Figure collection entries
— Begin —

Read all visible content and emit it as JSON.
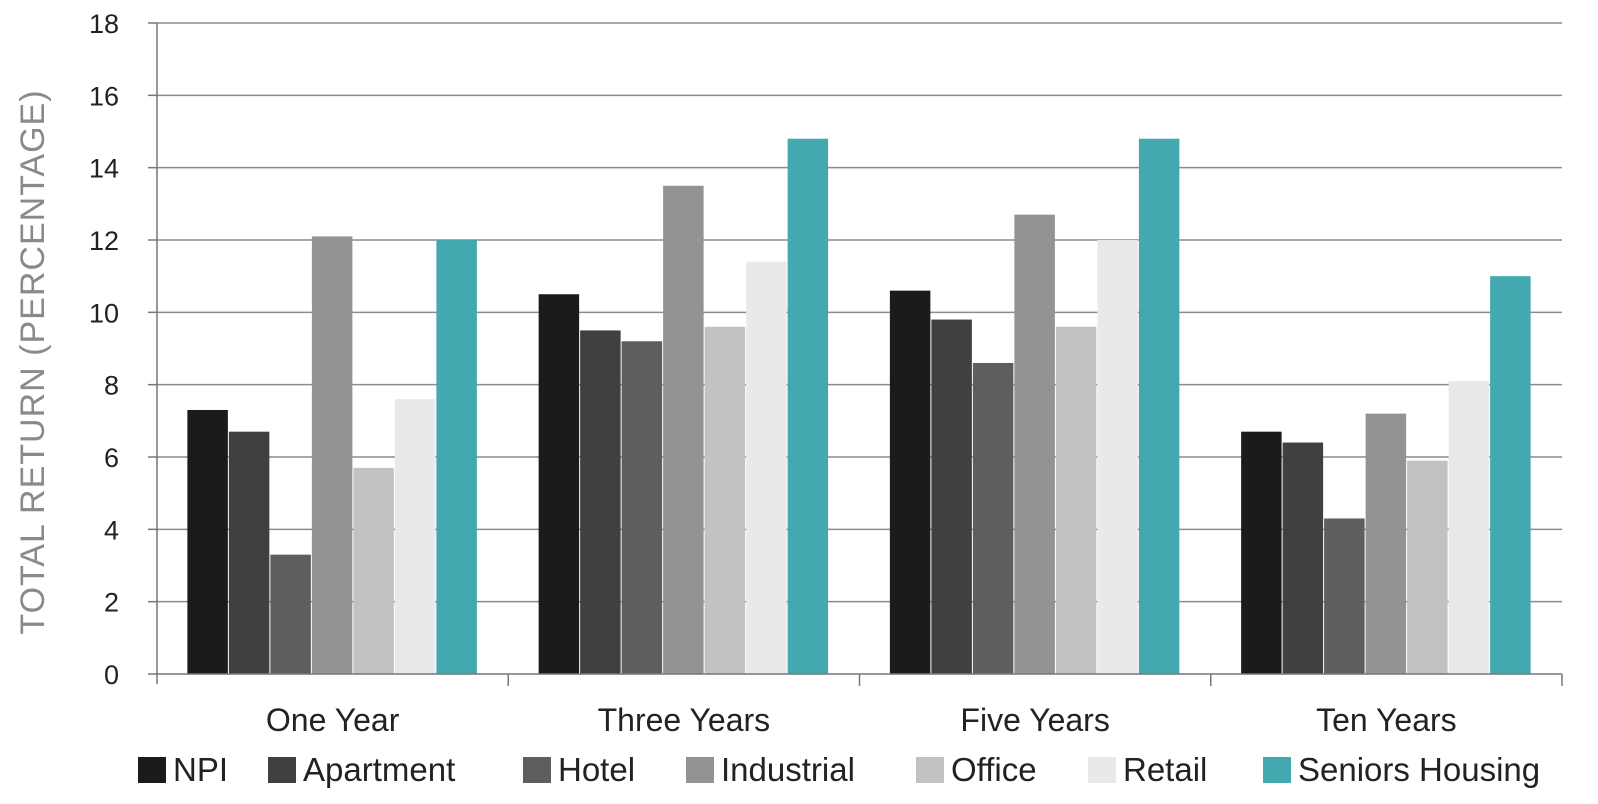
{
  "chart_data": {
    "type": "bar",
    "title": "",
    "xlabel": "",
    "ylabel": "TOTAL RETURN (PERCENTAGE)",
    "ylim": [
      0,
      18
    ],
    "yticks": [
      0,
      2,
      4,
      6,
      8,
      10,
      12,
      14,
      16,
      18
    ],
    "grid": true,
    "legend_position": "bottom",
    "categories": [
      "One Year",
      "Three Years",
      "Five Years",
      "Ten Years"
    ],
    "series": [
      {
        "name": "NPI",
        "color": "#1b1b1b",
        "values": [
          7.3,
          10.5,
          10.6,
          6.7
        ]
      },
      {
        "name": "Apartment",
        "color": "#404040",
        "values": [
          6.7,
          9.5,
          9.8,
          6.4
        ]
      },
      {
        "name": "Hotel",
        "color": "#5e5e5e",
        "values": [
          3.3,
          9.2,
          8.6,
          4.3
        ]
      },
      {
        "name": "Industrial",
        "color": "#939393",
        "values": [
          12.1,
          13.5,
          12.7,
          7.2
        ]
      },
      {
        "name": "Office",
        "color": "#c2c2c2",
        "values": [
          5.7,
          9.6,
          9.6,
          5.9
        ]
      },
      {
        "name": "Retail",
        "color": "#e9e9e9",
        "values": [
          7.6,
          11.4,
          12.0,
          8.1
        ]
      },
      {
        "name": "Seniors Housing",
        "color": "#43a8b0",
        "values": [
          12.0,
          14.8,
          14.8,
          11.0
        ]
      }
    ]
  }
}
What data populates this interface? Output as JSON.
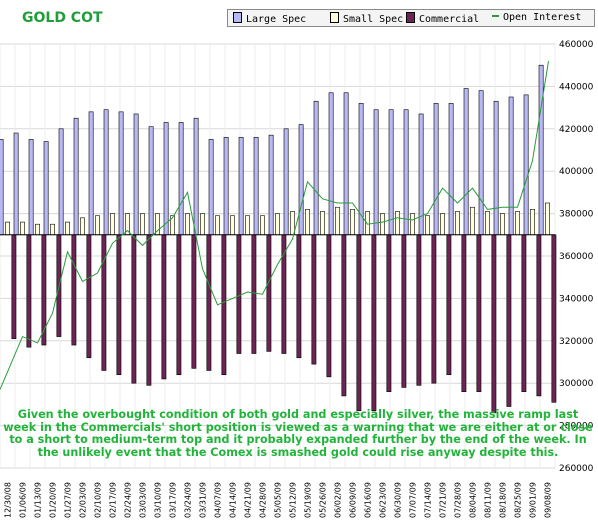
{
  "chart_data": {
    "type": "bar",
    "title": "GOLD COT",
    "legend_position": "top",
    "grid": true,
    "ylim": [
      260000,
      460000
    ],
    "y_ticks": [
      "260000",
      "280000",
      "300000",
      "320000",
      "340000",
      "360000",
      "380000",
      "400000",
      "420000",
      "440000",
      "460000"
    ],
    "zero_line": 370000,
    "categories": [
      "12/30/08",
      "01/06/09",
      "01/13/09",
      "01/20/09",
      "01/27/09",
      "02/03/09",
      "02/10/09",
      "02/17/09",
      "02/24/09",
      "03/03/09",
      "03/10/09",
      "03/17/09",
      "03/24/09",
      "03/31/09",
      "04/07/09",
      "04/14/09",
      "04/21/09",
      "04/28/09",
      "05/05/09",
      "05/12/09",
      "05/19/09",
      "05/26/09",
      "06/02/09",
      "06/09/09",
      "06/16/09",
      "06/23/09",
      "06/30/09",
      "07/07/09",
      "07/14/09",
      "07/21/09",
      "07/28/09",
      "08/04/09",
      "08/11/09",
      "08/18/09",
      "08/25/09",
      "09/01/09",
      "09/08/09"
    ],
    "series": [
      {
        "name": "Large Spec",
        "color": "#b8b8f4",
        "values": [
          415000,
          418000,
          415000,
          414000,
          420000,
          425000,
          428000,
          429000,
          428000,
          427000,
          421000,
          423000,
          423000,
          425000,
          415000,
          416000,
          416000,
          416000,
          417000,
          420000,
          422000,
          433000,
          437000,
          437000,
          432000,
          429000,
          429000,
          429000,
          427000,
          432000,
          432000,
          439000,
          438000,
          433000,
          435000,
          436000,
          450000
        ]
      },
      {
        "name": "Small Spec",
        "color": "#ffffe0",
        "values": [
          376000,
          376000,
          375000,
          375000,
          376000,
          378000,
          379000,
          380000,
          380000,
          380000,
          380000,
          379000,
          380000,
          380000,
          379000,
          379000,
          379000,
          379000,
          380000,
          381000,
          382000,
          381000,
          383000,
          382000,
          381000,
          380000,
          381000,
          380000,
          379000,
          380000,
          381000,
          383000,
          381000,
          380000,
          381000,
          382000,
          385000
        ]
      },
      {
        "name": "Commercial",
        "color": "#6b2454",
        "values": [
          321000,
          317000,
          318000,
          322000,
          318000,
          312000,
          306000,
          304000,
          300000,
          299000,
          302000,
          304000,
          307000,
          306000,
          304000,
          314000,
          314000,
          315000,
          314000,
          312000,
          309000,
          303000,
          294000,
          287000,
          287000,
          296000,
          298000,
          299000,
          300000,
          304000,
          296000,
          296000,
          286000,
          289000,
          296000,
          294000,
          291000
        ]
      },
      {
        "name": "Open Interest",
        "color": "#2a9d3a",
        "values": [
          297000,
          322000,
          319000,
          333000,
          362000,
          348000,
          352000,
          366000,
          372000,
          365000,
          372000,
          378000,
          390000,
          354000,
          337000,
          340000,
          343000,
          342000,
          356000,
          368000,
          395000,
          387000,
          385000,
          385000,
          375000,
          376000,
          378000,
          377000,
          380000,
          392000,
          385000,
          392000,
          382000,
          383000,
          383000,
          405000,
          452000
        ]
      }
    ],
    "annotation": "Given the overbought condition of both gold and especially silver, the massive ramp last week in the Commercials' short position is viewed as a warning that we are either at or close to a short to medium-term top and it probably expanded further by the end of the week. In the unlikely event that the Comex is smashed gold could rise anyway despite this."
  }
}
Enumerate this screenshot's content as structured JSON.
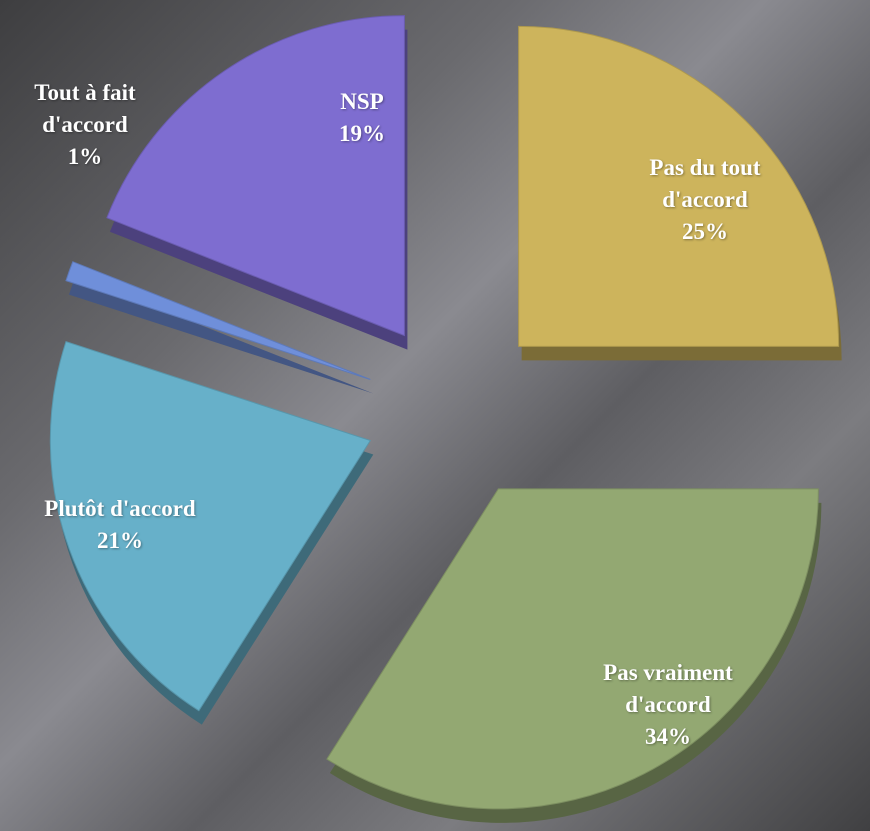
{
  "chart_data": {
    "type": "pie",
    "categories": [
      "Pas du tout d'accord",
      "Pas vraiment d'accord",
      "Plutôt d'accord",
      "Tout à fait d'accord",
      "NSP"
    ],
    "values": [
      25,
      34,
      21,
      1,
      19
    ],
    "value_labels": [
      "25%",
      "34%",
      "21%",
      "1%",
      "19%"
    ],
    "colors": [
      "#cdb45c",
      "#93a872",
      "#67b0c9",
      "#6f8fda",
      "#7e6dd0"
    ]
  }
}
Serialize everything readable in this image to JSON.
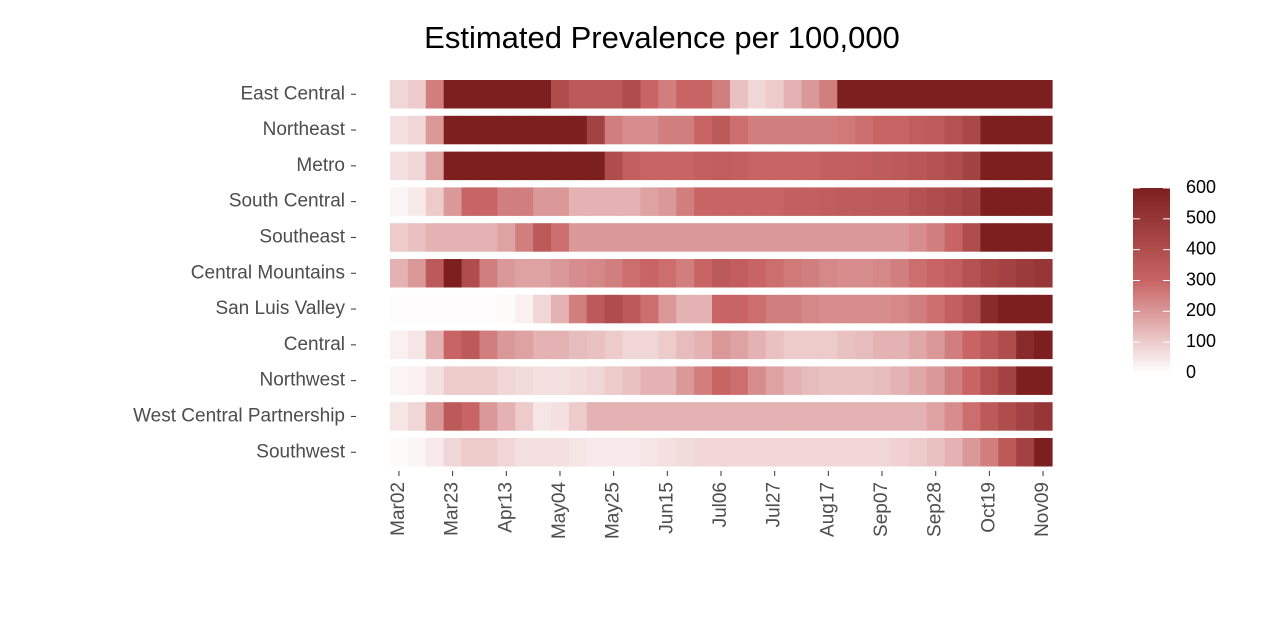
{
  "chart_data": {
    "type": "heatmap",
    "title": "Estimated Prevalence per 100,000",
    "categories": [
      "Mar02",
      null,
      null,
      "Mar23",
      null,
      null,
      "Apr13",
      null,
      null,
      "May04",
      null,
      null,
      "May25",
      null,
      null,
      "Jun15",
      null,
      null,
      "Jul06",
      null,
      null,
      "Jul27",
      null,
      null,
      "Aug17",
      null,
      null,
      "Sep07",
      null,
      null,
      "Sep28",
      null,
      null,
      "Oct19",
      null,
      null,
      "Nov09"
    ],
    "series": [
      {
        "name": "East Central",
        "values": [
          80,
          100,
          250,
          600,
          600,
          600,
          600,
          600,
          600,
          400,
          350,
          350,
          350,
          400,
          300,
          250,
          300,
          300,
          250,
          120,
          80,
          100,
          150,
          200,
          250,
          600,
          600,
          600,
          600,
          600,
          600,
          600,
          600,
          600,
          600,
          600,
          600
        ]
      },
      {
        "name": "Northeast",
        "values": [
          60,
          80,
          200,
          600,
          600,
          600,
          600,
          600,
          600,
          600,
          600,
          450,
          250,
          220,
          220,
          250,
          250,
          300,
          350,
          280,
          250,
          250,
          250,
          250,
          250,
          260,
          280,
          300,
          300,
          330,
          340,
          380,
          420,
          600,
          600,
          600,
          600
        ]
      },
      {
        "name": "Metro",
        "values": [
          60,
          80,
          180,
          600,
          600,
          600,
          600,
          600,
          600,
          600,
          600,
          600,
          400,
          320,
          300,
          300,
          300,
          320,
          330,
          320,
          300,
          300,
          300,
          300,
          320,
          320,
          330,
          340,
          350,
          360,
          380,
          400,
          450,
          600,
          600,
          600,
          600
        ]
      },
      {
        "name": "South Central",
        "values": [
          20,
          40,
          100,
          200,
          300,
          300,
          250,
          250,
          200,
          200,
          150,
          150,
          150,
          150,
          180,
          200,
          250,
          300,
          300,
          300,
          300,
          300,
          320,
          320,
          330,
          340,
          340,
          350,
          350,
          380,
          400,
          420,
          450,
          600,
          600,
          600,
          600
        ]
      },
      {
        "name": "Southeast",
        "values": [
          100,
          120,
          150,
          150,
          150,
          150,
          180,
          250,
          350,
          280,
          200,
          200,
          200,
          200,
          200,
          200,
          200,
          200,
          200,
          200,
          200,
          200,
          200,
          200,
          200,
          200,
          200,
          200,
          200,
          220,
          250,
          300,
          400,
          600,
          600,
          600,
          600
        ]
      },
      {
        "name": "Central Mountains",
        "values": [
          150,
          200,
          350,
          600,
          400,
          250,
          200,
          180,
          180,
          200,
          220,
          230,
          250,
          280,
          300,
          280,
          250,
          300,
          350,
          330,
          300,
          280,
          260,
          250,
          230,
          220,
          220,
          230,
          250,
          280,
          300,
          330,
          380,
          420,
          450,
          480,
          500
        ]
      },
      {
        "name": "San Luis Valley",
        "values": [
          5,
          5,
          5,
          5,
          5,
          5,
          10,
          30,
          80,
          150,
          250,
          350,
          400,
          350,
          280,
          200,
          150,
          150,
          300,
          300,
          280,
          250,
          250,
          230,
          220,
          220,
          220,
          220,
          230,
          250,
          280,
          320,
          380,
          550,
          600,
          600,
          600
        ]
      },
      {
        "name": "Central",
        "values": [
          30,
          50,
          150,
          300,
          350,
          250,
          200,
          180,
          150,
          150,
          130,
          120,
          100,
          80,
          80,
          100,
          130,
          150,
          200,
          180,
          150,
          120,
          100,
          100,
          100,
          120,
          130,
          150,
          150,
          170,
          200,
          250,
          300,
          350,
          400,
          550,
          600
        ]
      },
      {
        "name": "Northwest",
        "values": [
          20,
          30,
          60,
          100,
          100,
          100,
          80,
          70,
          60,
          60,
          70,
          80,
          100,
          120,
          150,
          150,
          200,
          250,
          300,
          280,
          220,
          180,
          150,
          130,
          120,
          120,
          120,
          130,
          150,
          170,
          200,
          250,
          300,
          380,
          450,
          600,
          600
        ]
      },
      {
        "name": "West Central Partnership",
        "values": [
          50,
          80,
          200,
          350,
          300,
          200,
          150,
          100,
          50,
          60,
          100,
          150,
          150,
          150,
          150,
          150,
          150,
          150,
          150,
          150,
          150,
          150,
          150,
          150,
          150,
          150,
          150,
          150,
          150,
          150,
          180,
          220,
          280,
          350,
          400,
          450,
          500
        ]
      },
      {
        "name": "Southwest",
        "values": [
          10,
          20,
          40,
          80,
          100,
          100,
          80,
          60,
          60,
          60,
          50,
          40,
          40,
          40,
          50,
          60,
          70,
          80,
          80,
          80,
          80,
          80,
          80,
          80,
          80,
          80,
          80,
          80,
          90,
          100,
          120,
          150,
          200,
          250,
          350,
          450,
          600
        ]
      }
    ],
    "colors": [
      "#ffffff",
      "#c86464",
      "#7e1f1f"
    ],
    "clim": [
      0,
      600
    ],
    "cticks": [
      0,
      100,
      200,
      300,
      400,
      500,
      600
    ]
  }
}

— End —

Select every line above that contains the word "JSON", and copy it.

● TASK OUTPUT:
Read all visible content and emit it as JSON.
What data populates this interface? Output as JSON.
Enumerate this screenshot's content as structured JSON.
Serialize everything readable in this image to JSON.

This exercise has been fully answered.